──────── Supplied records

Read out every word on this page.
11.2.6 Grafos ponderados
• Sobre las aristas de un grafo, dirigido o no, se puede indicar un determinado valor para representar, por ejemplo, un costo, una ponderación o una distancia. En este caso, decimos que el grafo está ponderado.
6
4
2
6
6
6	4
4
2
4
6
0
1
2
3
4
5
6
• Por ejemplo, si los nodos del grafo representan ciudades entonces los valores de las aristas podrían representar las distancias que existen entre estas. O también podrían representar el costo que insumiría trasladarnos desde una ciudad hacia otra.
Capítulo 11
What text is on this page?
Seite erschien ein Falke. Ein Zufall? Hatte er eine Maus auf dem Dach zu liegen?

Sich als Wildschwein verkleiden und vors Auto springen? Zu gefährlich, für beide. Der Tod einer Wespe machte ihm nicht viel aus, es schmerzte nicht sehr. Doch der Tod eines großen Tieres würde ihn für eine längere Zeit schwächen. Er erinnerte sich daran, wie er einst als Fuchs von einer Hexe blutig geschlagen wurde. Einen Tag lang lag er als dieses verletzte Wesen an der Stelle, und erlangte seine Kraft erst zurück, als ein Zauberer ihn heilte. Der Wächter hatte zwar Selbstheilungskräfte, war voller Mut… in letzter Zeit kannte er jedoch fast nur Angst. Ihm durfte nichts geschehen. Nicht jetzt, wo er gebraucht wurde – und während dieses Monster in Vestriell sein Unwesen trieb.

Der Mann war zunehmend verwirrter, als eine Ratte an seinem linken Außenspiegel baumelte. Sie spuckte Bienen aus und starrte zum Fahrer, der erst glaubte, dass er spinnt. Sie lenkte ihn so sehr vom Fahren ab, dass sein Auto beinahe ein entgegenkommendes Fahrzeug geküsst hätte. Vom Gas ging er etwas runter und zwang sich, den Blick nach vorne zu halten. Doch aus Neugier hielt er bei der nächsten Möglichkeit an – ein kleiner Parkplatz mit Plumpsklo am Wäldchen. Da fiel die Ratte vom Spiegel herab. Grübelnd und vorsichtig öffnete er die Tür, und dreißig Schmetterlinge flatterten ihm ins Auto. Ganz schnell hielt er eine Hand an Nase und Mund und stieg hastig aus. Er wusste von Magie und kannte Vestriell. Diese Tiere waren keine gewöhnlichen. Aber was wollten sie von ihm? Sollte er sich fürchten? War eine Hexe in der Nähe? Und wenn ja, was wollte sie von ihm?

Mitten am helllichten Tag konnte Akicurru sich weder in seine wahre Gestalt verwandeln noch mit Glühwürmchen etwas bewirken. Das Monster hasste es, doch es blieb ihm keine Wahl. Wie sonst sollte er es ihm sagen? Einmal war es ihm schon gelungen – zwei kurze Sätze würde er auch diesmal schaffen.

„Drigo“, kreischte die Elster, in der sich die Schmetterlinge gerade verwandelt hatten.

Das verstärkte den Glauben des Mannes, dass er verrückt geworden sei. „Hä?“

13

────────────────

● **Exercise instructions**:
All of the material must be reproduced exactly.

● **Answer below**:
Read out every word on this page.
11.2.6 Grafos ponderados
• Sobre las aristas de un grafo, dirigido o no, se puede indicar un determinado valor para representar, por ejemplo, un costo, una ponderación o una distancia. En este caso, decimos que el grafo está ponderado.
6
4
2
6
6
6	4
4
2
4
6
0
1
2
3
4
5
6
• Por ejemplo, si los nodos del grafo representan ciudades entonces los valores de las aristas podrían representar las distancias que existen entre estas. O también podrían representar el costo que insumiría trasladarnos desde una ciudad hacia otra.
Capítulo 11
What text is on this page?
Seite erschien ein Falke. Ein Zufall? Hatte er eine Maus auf dem Dach zu liegen?

Sich als Wildschwein verkleiden und vors Auto springen? Zu gefährlich, für beide. Der Tod einer Wespe machte ihm nicht viel aus, es schmerzte nicht sehr. Doch der Tod eines großen Tieres würde ihn für eine längere Zeit schwächen. Er erinnerte sich daran, wie er einst als Fuchs von einer Hexe blutig geschlagen wurde. Einen Tag lang lag er als dieses verletzte Wesen an der Stelle, und erlangte seine Kraft erst zurück, als ein Zauberer ihn heilte. Der Wächter hatte zwar Selbstheilungskräfte, war voller Mut… in letzter Zeit kannte er jedoch fast nur Angst. Ihm durfte nichts geschehen. Nicht jetzt, wo er gebraucht wurde – und während dieses Monster in Vestriell sein Unwesen trieb.

Der Mann war zunehmend verwirrter, als eine Ratte an seinem linken Außenspiegel baumelte. Sie spuckte Bienen aus und starrte zum Fahrer, der erst glaubte, dass er spinnt. Sie lenkte ihn so sehr vom Fahren ab, dass sein Auto beinahe ein entgegenkommendes Fahrzeug geküsst hätte. Vom Gas ging er etwas runter und zwang sich, den Blick nach vorne zu halten. Doch aus Neugier hielt er bei der nächsten Möglichkeit an – ein kleiner Parkplatz mit Plumpsklo am Wäldchen. Da fiel die Ratte vom Spiegel herab. Grübelnd und vorsichtig öffnete er die Tür, und dreißig Schmetterlinge flatterten ihm ins Auto. Ganz schnell hielt er eine Hand an Nase und Mund und stieg hastig aus. Er wusste von Magie und kannte Vestriell. Diese Tiere waren keine gewöhnlichen. Aber was wollten sie von ihm? Sollte er sich fürchten? War eine Hexe in der Nähe? Und wenn ja, was wollte sie von ihm?

Mitten am helllichten Tag konnte Akicurru sich weder in seine wahre Gestalt verwandeln noch mit Glühwürmchen etwas bewirken. Das Monster hasste es, doch es blieb ihm keine Wahl. Wie sonst sollte er es ihm sagen? Einmal war es ihm schon gelungen – zwei kurze Sätze würde er auch diesmal schaffen.

„Drigo“, kreischte die Elster, in der sich die Schmetterlinge gerade verwandelt hatten.

Das verstärkte den Glauben des Mannes, dass er verrückt geworden sei. „Hä?“

13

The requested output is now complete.